--- begin Data rows ---
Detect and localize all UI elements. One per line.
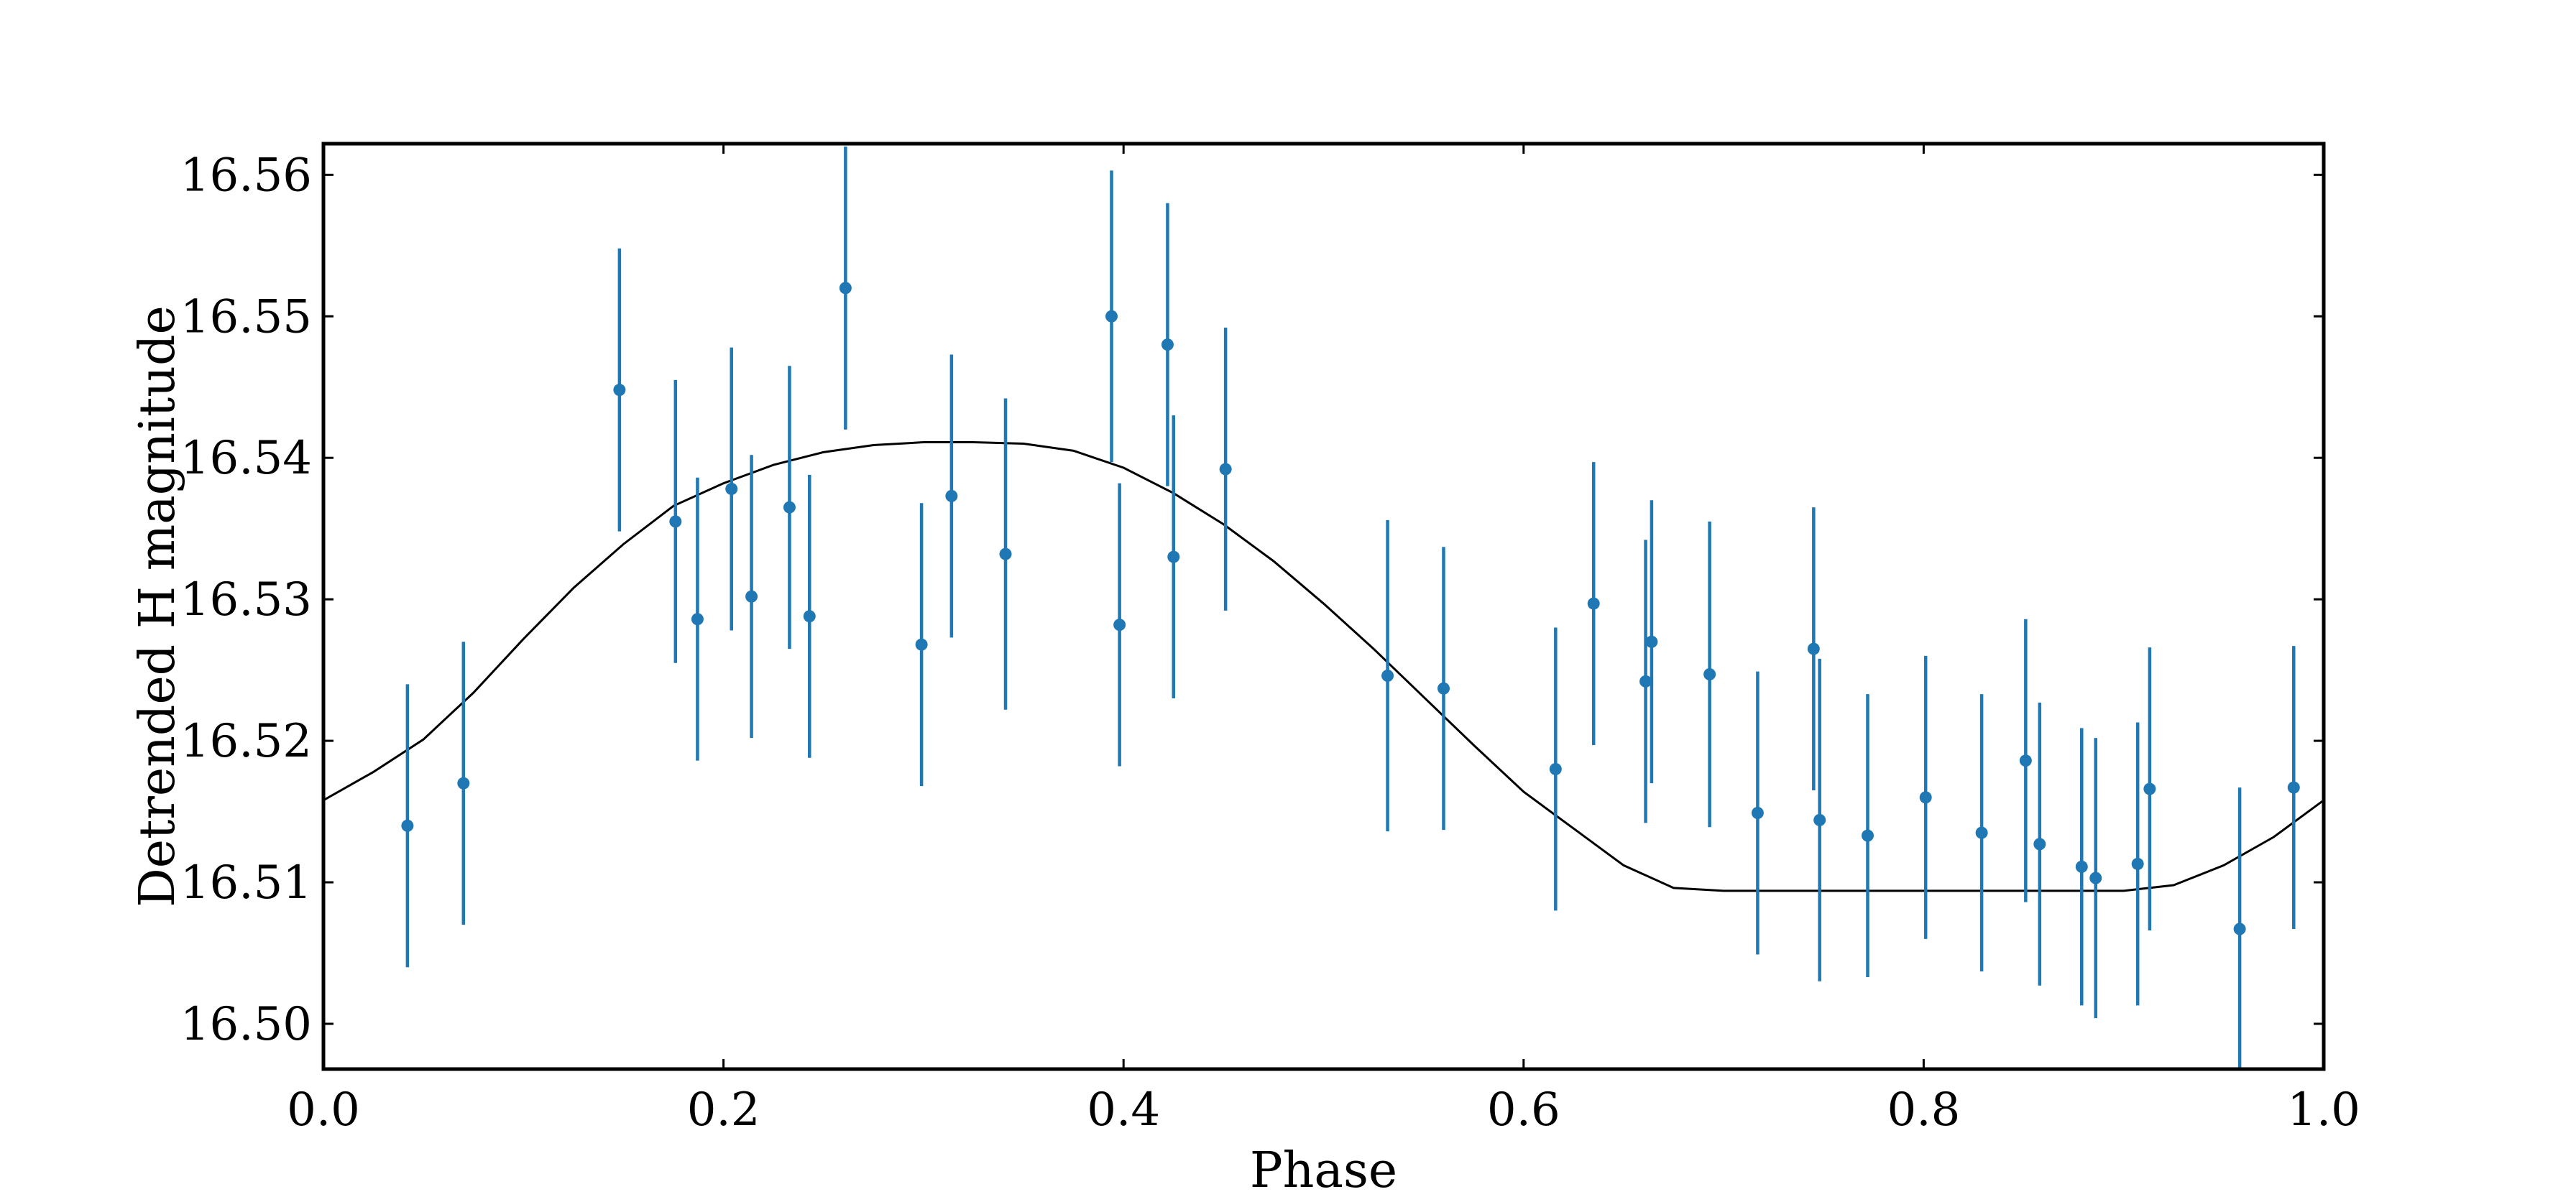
- y-tick-label: 16.51: [180, 856, 312, 910]
- y-axis-label: Detrended H magnitude: [129, 305, 186, 907]
- data-point: [915, 638, 928, 651]
- x-tick-label: 0.2: [687, 1083, 760, 1137]
- y-tick-label: 16.53: [180, 573, 312, 627]
- data-point: [2075, 860, 2088, 873]
- data-point: [1703, 668, 1716, 681]
- data-point: [2033, 838, 2046, 851]
- data-point: [1105, 310, 1118, 323]
- data-point: [2233, 923, 2246, 935]
- data-point: [1645, 635, 1658, 648]
- data-point: [1807, 642, 1820, 655]
- plot-content: [323, 146, 2324, 1069]
- data-point: [1975, 826, 1988, 839]
- x-tick-label: 0.6: [1487, 1083, 1560, 1137]
- data-point: [745, 590, 758, 603]
- data-point: [839, 282, 852, 295]
- data-point: [2131, 857, 2144, 870]
- data-point: [1919, 791, 1932, 804]
- data-point: [401, 819, 414, 832]
- data-point: [1549, 762, 1562, 775]
- data-point: [1113, 619, 1126, 632]
- data-point: [725, 483, 738, 496]
- data-point: [1587, 597, 1600, 610]
- data-point: [1751, 807, 1764, 820]
- data-point: [2287, 781, 2300, 794]
- y-tick-label: 16.55: [180, 290, 312, 343]
- x-tick-label: 1.0: [2287, 1083, 2360, 1137]
- data-point: [2019, 754, 2032, 767]
- axes: 0.0 0.2 0.4 0.6 0.8 1.0 16.50 16.51 16.52 16.53 16…: [180, 142, 2360, 1137]
- data-point: [1167, 550, 1180, 563]
- x-tick-label: 0.0: [287, 1083, 360, 1137]
- x-tick-label: 0.4: [1087, 1083, 1160, 1137]
- data-point: [803, 610, 816, 623]
- x-tick-label: 0.8: [1887, 1083, 1961, 1137]
- data-point: [1813, 813, 1826, 826]
- y-tick-label: 16.52: [180, 715, 312, 768]
- data-point: [457, 777, 470, 790]
- data-point: [1437, 682, 1450, 695]
- y-tick-label: 16.56: [180, 149, 312, 202]
- data-point: [2089, 872, 2102, 884]
- data-point: [945, 489, 958, 502]
- data-point: [691, 613, 704, 626]
- data-point: [1161, 338, 1174, 351]
- y-tick-label: 16.54: [180, 432, 312, 485]
- data-point: [1381, 670, 1394, 683]
- data-point: [999, 547, 1012, 560]
- data-point: [669, 515, 682, 528]
- data-point: [783, 501, 796, 514]
- y-tick-label: 16.50: [180, 998, 312, 1051]
- data-point: [1219, 463, 1232, 476]
- data-point: [1639, 675, 1652, 688]
- x-axis-label: Phase: [1250, 1142, 1397, 1198]
- plot-area: [323, 146, 2324, 1069]
- data-point: [2143, 782, 2156, 795]
- data-point: [613, 384, 626, 397]
- plot-frame: [321, 142, 2326, 1071]
- model-curve: [323, 441, 2324, 892]
- data-point: [1861, 829, 1874, 842]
--- end Data rows ---
→ **Task instructions**
Retype every line of the items above verbatim, omitting the pictures.

→ **Output below**
Detect and localize all UI elements. One per line.
- y-tick-label: 16.51: [180, 856, 312, 910]
- y-axis-label: Detrended H magnitude: [129, 305, 186, 907]
- data-point: [915, 638, 928, 651]
- x-tick-label: 0.2: [687, 1083, 760, 1137]
- y-tick-label: 16.53: [180, 573, 312, 627]
- data-point: [2075, 860, 2088, 873]
- data-point: [1703, 668, 1716, 681]
- data-point: [2033, 838, 2046, 851]
- data-point: [1105, 310, 1118, 323]
- data-point: [2233, 923, 2246, 935]
- data-point: [1645, 635, 1658, 648]
- data-point: [1807, 642, 1820, 655]
- plot-content: [323, 146, 2324, 1069]
- data-point: [1975, 826, 1988, 839]
- x-tick-label: 0.6: [1487, 1083, 1560, 1137]
- data-point: [745, 590, 758, 603]
- data-point: [839, 282, 852, 295]
- data-point: [2131, 857, 2144, 870]
- data-point: [1919, 791, 1932, 804]
- data-point: [401, 819, 414, 832]
- data-point: [1549, 762, 1562, 775]
- data-point: [1113, 619, 1126, 632]
- data-point: [725, 483, 738, 496]
- data-point: [1587, 597, 1600, 610]
- data-point: [1751, 807, 1764, 820]
- data-point: [2287, 781, 2300, 794]
- y-tick-label: 16.55: [180, 290, 312, 343]
- x-tick-label: 1.0: [2287, 1083, 2360, 1137]
- data-point: [2019, 754, 2032, 767]
- axes: 0.0 0.2 0.4 0.6 0.8 1.0 16.50 16.51 16.52 16.53 16…: [180, 142, 2360, 1137]
- data-point: [1167, 550, 1180, 563]
- x-tick-label: 0.0: [287, 1083, 360, 1137]
- x-tick-label: 0.4: [1087, 1083, 1160, 1137]
- data-point: [803, 610, 816, 623]
- x-tick-label: 0.8: [1887, 1083, 1961, 1137]
- data-point: [1813, 813, 1826, 826]
- y-tick-label: 16.52: [180, 715, 312, 768]
- data-point: [457, 777, 470, 790]
- data-point: [1437, 682, 1450, 695]
- y-tick-label: 16.56: [180, 149, 312, 202]
- data-point: [2089, 872, 2102, 884]
- data-point: [945, 489, 958, 502]
- data-point: [691, 613, 704, 626]
- data-point: [1161, 338, 1174, 351]
- y-tick-label: 16.54: [180, 432, 312, 485]
- data-point: [1381, 670, 1394, 683]
- data-point: [999, 547, 1012, 560]
- data-point: [669, 515, 682, 528]
- data-point: [783, 501, 796, 514]
- y-tick-label: 16.50: [180, 998, 312, 1051]
- data-point: [1219, 463, 1232, 476]
- data-point: [1639, 675, 1652, 688]
- x-axis-label: Phase: [1250, 1142, 1397, 1198]
- plot-area: [323, 146, 2324, 1069]
- data-point: [2143, 782, 2156, 795]
- data-point: [613, 384, 626, 397]
- plot-frame: [321, 142, 2326, 1071]
- model-curve: [323, 441, 2324, 892]
- data-point: [1861, 829, 1874, 842]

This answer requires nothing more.